**WHAT IS BEING ASKED:** Scan the entries below. List each line with "name".

--- START OF RECORDS FOR PROCESSING ---

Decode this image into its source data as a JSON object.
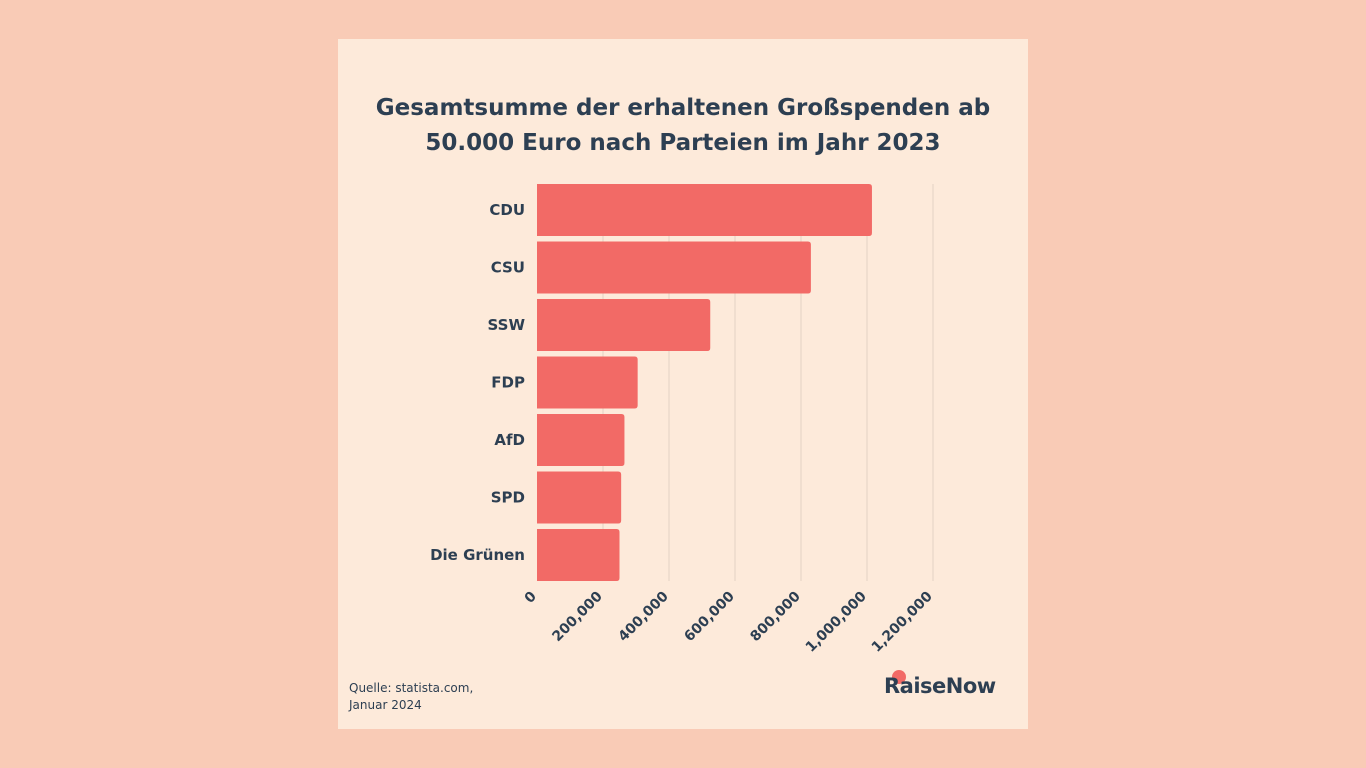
{
  "title_lines": [
    "Gesamtsumme der erhaltenen Großspenden ab",
    "50.000 Euro nach Parteien im Jahr 2023"
  ],
  "source_lines": [
    "Quelle: statista.com,",
    "Januar 2024"
  ],
  "logo_text": "RaiseNow",
  "colors": {
    "background": "#f9cbb6",
    "card": "#fdeada",
    "bar": "#f26a66",
    "text": "#2d3f52",
    "grid": "#e3d2c4"
  },
  "chart_data": {
    "type": "bar",
    "orientation": "horizontal",
    "categories": [
      "CDU",
      "CSU",
      "SSW",
      "FDP",
      "AfD",
      "SPD",
      "Die Grünen"
    ],
    "values": [
      1015000,
      830000,
      525000,
      305000,
      265000,
      255000,
      250000
    ],
    "xlim": [
      0,
      1200000
    ],
    "xticks": [
      0,
      200000,
      400000,
      600000,
      800000,
      1000000,
      1200000
    ],
    "xtick_labels": [
      "0",
      "200,000",
      "400,000",
      "600,000",
      "800,000",
      "1,000,000",
      "1,200,000"
    ],
    "grid": true
  }
}
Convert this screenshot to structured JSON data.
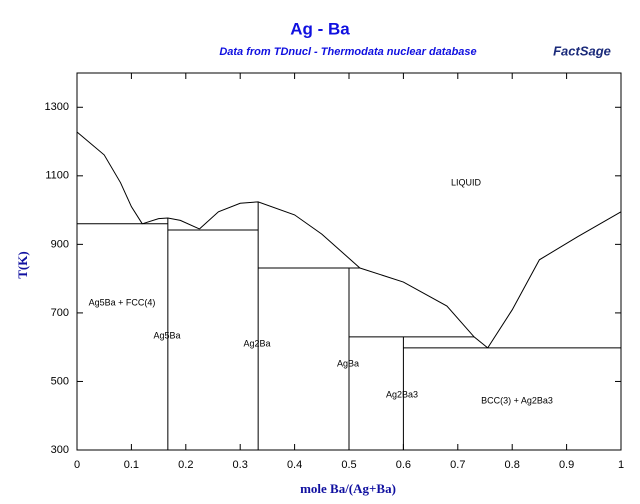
{
  "chart_data": {
    "type": "line",
    "title": "Ag - Ba",
    "subtitle": "Data from TDnucl - Thermodata nuclear database",
    "logo": "FactSage",
    "x_label": "mole Ba/(Ag+Ba)",
    "y_label": "T(K)",
    "xlim": [
      0,
      1
    ],
    "ylim": [
      300,
      1400
    ],
    "xticks": [
      0,
      0.1,
      0.2,
      0.3,
      0.4,
      0.5,
      0.6,
      0.7,
      0.8,
      0.9,
      1
    ],
    "yticks": [
      300,
      500,
      700,
      900,
      1100,
      1300
    ],
    "series": [
      {
        "color": "#000000",
        "x": [
          0,
          0.05,
          0.08,
          0.1,
          0.12
        ],
        "values": [
          1228,
          1161,
          1080,
          1010,
          960
        ]
      },
      {
        "color": "#000000",
        "x": [
          0.12,
          0.15,
          0.167,
          0.19,
          0.225
        ],
        "values": [
          960,
          975,
          977,
          970,
          945
        ]
      },
      {
        "color": "#000000",
        "x": [
          0.225,
          0.26,
          0.3,
          0.333,
          0.4,
          0.45,
          0.52
        ],
        "values": [
          945,
          995,
          1020,
          1024,
          986,
          930,
          831
        ]
      },
      {
        "color": "#000000",
        "x": [
          0.52,
          0.6,
          0.68,
          0.73,
          0.755
        ],
        "values": [
          831,
          790,
          720,
          630,
          598
        ]
      },
      {
        "color": "#000000",
        "x": [
          0.755,
          0.8,
          0.85,
          0.92,
          1
        ],
        "values": [
          598,
          709,
          855,
          922,
          995
        ]
      },
      {
        "color": "#000000",
        "x": [
          0,
          0.167
        ],
        "values": [
          960,
          960
        ]
      },
      {
        "color": "#000000",
        "x": [
          0.167,
          0.333
        ],
        "values": [
          942,
          942
        ]
      },
      {
        "color": "#000000",
        "x": [
          0.333,
          0.52
        ],
        "values": [
          831,
          831
        ]
      },
      {
        "color": "#000000",
        "x": [
          0.5,
          0.73
        ],
        "values": [
          630,
          630
        ]
      },
      {
        "color": "#000000",
        "x": [
          0.6,
          1
        ],
        "values": [
          598,
          598
        ]
      },
      {
        "color": "#000000",
        "x": [
          0.167,
          0.167
        ],
        "values": [
          300,
          977
        ]
      },
      {
        "color": "#000000",
        "x": [
          0.333,
          0.333
        ],
        "values": [
          300,
          1024
        ]
      },
      {
        "color": "#000000",
        "x": [
          0.5,
          0.5
        ],
        "values": [
          300,
          831
        ]
      },
      {
        "color": "#000000",
        "x": [
          0.6,
          0.6
        ],
        "values": [
          300,
          630
        ]
      }
    ],
    "annotations": [
      "LIQUID",
      "Ag5Ba + FCC(4)",
      "Ag5Ba",
      "Ag2Ba",
      "AgBa",
      "Ag2Ba3",
      "BCC(3) + Ag2Ba3"
    ]
  }
}
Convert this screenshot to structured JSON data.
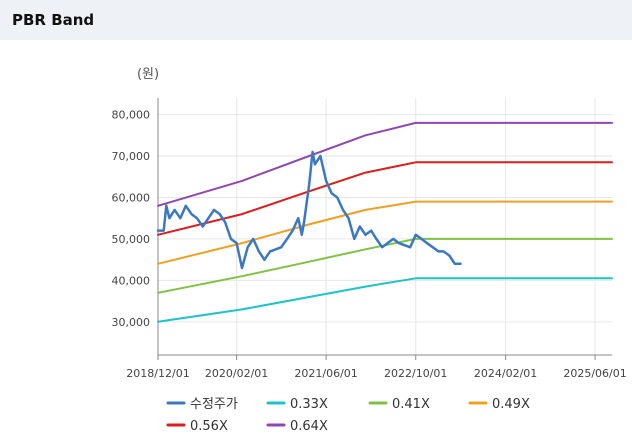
{
  "header": {
    "title": "PBR Band"
  },
  "chart_data": {
    "type": "line",
    "unit_label": "(원)",
    "y_ticks": [
      "80,000",
      "70,000",
      "60,000",
      "50,000",
      "40,000",
      "30,000"
    ],
    "y_tick_values": [
      80000,
      70000,
      60000,
      50000,
      40000,
      30000
    ],
    "ylim": [
      22000,
      84000
    ],
    "x_ticks": [
      "2018/12/01",
      "2020/02/01",
      "2021/06/01",
      "2022/10/01",
      "2024/02/01",
      "2025/06/01"
    ],
    "x_tick_dates": [
      "2018-12-01",
      "2020-02-01",
      "2021-06-01",
      "2022-10-01",
      "2024-02-01",
      "2025-06-01"
    ],
    "xlim": [
      "2018-12-01",
      "2025-09-01"
    ],
    "grid": true,
    "legend_position": "bottom",
    "series": [
      {
        "name": "수정주가",
        "color": "#3a78c4",
        "width": 2.5,
        "points": [
          [
            "2018-12-01",
            52000
          ],
          [
            "2019-01-01",
            52000
          ],
          [
            "2019-01-15",
            58000
          ],
          [
            "2019-02-01",
            55000
          ],
          [
            "2019-03-01",
            57000
          ],
          [
            "2019-04-01",
            55000
          ],
          [
            "2019-05-01",
            58000
          ],
          [
            "2019-06-01",
            56000
          ],
          [
            "2019-07-01",
            55000
          ],
          [
            "2019-08-01",
            53000
          ],
          [
            "2019-09-01",
            55000
          ],
          [
            "2019-10-01",
            57000
          ],
          [
            "2019-11-01",
            56000
          ],
          [
            "2019-12-01",
            54000
          ],
          [
            "2020-01-01",
            50000
          ],
          [
            "2020-02-01",
            49000
          ],
          [
            "2020-03-01",
            43000
          ],
          [
            "2020-04-01",
            48000
          ],
          [
            "2020-05-01",
            50000
          ],
          [
            "2020-06-01",
            47000
          ],
          [
            "2020-07-01",
            45000
          ],
          [
            "2020-08-01",
            47000
          ],
          [
            "2020-09-01",
            47500
          ],
          [
            "2020-10-01",
            48000
          ],
          [
            "2020-11-01",
            50000
          ],
          [
            "2020-12-01",
            52000
          ],
          [
            "2021-01-01",
            55000
          ],
          [
            "2021-01-20",
            51000
          ],
          [
            "2021-02-01",
            54000
          ],
          [
            "2021-03-01",
            63000
          ],
          [
            "2021-03-20",
            71000
          ],
          [
            "2021-04-01",
            68000
          ],
          [
            "2021-05-01",
            70000
          ],
          [
            "2021-06-01",
            64000
          ],
          [
            "2021-07-01",
            61000
          ],
          [
            "2021-08-01",
            60000
          ],
          [
            "2021-09-01",
            57000
          ],
          [
            "2021-10-01",
            55000
          ],
          [
            "2021-10-20",
            52000
          ],
          [
            "2021-11-01",
            50000
          ],
          [
            "2021-12-01",
            53000
          ],
          [
            "2022-01-01",
            51000
          ],
          [
            "2022-02-01",
            52000
          ],
          [
            "2022-03-01",
            50000
          ],
          [
            "2022-04-01",
            48000
          ],
          [
            "2022-05-01",
            49000
          ],
          [
            "2022-06-01",
            50000
          ],
          [
            "2022-07-01",
            49000
          ],
          [
            "2022-08-01",
            48500
          ],
          [
            "2022-09-01",
            48000
          ],
          [
            "2022-10-01",
            51000
          ],
          [
            "2022-11-01",
            50000
          ],
          [
            "2022-12-01",
            49000
          ],
          [
            "2023-01-01",
            48000
          ],
          [
            "2023-02-01",
            47000
          ],
          [
            "2023-03-01",
            47000
          ],
          [
            "2023-04-01",
            46000
          ],
          [
            "2023-05-01",
            44000
          ],
          [
            "2023-06-01",
            44000
          ]
        ]
      },
      {
        "name": "0.33X",
        "color": "#1cc3c8",
        "width": 2,
        "points": [
          [
            "2018-12-01",
            30000
          ],
          [
            "2020-03-01",
            33000
          ],
          [
            "2021-03-01",
            36000
          ],
          [
            "2022-01-01",
            38500
          ],
          [
            "2022-10-01",
            40500
          ],
          [
            "2025-09-01",
            40500
          ]
        ]
      },
      {
        "name": "0.41X",
        "color": "#7ec242",
        "width": 2,
        "points": [
          [
            "2018-12-01",
            37000
          ],
          [
            "2020-03-01",
            41000
          ],
          [
            "2021-03-01",
            44500
          ],
          [
            "2022-01-01",
            47500
          ],
          [
            "2022-10-01",
            50000
          ],
          [
            "2025-09-01",
            50000
          ]
        ]
      },
      {
        "name": "0.49X",
        "color": "#f0a020",
        "width": 2,
        "points": [
          [
            "2018-12-01",
            44000
          ],
          [
            "2020-03-01",
            49000
          ],
          [
            "2021-03-01",
            53500
          ],
          [
            "2022-01-01",
            57000
          ],
          [
            "2022-10-01",
            59000
          ],
          [
            "2025-09-01",
            59000
          ]
        ]
      },
      {
        "name": "0.56X",
        "color": "#dd1c1c",
        "width": 2,
        "points": [
          [
            "2018-12-01",
            51000
          ],
          [
            "2020-03-01",
            56000
          ],
          [
            "2021-03-01",
            61500
          ],
          [
            "2022-01-01",
            66000
          ],
          [
            "2022-10-01",
            68500
          ],
          [
            "2025-09-01",
            68500
          ]
        ]
      },
      {
        "name": "0.64X",
        "color": "#9247b0",
        "width": 2,
        "points": [
          [
            "2018-12-01",
            58000
          ],
          [
            "2020-03-01",
            64000
          ],
          [
            "2021-03-01",
            70000
          ],
          [
            "2022-01-01",
            75000
          ],
          [
            "2022-10-01",
            78000
          ],
          [
            "2025-09-01",
            78000
          ]
        ]
      }
    ]
  }
}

--- END OF RECORDS FOR PROCESSING ---

**RESULT OF THE TASK:**
        "name": "수정주가",
        "name": "0.33X",
        "name": "0.41X",
        "name": "0.49X",
        "name": "0.56X",
        "name": "0.64X",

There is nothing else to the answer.